Excerpted data:
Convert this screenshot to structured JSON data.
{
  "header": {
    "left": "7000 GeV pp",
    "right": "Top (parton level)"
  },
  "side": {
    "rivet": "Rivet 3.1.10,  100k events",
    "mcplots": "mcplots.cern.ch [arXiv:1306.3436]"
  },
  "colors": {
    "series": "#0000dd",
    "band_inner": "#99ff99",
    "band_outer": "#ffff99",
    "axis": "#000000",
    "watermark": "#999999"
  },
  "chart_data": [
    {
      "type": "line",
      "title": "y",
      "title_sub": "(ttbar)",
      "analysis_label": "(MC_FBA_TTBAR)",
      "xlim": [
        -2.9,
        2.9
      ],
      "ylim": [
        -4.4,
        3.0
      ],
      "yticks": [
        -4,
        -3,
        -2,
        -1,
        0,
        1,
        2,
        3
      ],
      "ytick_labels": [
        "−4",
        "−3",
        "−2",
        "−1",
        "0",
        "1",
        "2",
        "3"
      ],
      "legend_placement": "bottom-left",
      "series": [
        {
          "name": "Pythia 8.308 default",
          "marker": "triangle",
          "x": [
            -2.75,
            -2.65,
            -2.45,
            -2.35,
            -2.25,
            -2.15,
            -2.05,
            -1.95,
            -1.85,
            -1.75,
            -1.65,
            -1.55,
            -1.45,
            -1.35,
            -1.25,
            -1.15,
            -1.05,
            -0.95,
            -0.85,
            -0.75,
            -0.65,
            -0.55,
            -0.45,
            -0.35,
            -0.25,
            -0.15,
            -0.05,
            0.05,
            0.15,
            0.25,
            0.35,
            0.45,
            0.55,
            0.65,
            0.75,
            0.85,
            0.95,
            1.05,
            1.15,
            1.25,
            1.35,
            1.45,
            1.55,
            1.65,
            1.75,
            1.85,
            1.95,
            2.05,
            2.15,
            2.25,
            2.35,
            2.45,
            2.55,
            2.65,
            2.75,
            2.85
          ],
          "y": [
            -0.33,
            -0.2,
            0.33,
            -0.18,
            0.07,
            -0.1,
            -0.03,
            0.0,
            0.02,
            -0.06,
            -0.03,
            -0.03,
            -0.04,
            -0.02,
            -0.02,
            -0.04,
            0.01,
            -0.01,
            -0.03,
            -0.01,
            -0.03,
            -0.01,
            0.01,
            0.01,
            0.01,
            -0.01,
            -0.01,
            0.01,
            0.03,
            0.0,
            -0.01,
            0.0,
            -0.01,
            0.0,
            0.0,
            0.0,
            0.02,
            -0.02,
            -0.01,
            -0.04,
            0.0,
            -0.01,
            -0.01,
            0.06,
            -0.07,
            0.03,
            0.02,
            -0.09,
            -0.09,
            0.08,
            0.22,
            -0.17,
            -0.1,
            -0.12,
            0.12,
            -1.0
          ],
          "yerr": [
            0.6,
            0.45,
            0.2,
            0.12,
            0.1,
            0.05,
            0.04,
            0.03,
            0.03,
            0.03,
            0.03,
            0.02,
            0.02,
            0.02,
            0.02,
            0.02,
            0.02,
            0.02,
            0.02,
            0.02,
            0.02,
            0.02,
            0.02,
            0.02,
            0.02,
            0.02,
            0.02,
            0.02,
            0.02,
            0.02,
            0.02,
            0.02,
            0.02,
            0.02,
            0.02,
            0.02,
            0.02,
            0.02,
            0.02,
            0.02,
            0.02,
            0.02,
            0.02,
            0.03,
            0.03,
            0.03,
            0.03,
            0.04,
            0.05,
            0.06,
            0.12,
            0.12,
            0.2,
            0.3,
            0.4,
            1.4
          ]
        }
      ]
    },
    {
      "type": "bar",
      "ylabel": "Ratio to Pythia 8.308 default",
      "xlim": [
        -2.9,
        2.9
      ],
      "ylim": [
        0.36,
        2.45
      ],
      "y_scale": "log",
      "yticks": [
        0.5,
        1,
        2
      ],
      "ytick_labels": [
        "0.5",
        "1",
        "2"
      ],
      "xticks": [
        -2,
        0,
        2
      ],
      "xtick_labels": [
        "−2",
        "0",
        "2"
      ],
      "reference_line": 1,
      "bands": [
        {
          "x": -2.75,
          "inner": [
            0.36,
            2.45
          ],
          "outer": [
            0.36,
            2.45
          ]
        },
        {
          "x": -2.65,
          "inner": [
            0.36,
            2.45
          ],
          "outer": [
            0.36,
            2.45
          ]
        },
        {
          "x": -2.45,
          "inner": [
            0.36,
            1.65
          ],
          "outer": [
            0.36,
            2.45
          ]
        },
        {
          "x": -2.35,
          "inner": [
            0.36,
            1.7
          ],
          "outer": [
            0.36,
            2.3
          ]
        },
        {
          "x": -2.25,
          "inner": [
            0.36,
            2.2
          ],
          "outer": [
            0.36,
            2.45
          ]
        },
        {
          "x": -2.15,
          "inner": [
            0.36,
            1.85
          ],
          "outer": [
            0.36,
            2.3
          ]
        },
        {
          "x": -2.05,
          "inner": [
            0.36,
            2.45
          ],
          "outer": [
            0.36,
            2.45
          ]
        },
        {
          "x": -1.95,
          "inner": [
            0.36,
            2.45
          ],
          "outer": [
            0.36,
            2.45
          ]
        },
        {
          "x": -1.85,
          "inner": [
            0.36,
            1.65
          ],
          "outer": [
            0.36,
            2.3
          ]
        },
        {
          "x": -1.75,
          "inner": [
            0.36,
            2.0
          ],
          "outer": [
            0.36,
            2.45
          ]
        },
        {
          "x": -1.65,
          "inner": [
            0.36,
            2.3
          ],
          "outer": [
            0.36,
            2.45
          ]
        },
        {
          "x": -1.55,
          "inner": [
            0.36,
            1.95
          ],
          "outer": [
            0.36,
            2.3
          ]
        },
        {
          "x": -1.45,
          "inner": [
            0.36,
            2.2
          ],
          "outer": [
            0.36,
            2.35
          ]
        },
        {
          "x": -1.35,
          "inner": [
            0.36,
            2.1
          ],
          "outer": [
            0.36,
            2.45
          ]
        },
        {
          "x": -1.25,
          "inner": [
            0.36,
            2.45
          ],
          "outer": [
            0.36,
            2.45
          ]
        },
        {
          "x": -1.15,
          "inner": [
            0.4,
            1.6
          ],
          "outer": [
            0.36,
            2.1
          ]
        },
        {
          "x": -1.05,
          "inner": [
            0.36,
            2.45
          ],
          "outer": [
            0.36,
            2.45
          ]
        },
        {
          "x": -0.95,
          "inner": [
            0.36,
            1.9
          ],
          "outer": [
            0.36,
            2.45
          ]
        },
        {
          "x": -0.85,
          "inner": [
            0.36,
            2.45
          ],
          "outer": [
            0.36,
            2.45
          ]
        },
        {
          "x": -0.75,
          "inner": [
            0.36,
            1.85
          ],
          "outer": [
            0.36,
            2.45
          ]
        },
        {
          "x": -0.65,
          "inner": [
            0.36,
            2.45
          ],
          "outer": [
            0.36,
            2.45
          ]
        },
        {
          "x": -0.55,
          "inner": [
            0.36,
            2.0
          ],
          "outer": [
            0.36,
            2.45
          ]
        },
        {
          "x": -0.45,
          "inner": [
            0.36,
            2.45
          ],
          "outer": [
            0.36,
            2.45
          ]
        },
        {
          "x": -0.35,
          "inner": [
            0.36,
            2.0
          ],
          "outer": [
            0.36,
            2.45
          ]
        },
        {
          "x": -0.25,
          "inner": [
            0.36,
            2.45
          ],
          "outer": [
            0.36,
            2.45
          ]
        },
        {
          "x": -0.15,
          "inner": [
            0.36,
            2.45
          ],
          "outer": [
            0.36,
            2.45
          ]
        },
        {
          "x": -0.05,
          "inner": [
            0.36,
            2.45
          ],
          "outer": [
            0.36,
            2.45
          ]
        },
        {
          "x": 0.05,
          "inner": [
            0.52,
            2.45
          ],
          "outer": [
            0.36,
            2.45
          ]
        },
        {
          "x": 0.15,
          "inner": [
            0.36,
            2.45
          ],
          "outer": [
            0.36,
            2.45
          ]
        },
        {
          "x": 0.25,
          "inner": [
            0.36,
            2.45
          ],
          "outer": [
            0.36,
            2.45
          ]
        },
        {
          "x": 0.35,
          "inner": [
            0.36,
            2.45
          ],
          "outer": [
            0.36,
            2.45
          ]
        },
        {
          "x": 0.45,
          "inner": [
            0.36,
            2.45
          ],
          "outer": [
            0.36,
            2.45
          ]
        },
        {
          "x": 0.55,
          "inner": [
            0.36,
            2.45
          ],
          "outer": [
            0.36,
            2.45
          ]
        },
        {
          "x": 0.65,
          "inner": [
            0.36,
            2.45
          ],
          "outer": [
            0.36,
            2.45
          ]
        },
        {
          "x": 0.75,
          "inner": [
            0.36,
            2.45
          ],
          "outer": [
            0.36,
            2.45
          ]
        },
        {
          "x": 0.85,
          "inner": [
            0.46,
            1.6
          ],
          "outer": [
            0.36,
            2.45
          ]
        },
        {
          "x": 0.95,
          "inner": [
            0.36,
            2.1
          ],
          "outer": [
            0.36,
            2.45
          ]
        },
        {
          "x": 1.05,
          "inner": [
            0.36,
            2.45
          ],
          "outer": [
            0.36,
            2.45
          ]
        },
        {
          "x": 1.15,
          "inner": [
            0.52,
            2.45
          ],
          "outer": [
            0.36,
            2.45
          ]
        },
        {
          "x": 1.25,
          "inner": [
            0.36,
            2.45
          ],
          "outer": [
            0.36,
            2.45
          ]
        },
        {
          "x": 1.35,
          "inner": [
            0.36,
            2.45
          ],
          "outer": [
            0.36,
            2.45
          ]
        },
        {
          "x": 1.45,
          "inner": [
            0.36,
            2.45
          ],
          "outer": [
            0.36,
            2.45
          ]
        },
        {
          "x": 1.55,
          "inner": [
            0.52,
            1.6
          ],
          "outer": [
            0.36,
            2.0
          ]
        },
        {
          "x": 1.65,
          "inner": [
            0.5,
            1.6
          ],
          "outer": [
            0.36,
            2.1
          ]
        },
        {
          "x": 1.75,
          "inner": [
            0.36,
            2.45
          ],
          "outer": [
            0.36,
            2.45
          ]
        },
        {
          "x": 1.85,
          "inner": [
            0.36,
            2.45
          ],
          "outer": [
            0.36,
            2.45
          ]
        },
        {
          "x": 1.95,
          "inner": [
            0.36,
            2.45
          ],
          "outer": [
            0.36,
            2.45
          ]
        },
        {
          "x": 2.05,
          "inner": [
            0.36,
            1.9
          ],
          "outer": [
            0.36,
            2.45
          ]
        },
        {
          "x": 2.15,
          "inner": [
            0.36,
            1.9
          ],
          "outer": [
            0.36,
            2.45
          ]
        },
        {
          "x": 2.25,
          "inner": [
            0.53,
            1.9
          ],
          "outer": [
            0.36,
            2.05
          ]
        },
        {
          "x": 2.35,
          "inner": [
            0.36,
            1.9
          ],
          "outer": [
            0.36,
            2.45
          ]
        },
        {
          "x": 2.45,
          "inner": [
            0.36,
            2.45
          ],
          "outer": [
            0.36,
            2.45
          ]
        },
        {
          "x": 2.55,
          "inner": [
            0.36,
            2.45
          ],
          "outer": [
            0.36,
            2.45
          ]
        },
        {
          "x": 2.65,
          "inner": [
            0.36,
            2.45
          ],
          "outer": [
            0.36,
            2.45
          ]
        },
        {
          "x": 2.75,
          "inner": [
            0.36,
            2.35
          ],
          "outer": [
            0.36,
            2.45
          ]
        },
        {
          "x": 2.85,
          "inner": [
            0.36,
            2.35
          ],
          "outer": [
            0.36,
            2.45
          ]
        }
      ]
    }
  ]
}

Problem requirements: Find every line that holds "Pythia" and copy it.

Exercise output:
          "name": "Pythia 8.308 default",
      "ylabel": "Ratio to Pythia 8.308 default",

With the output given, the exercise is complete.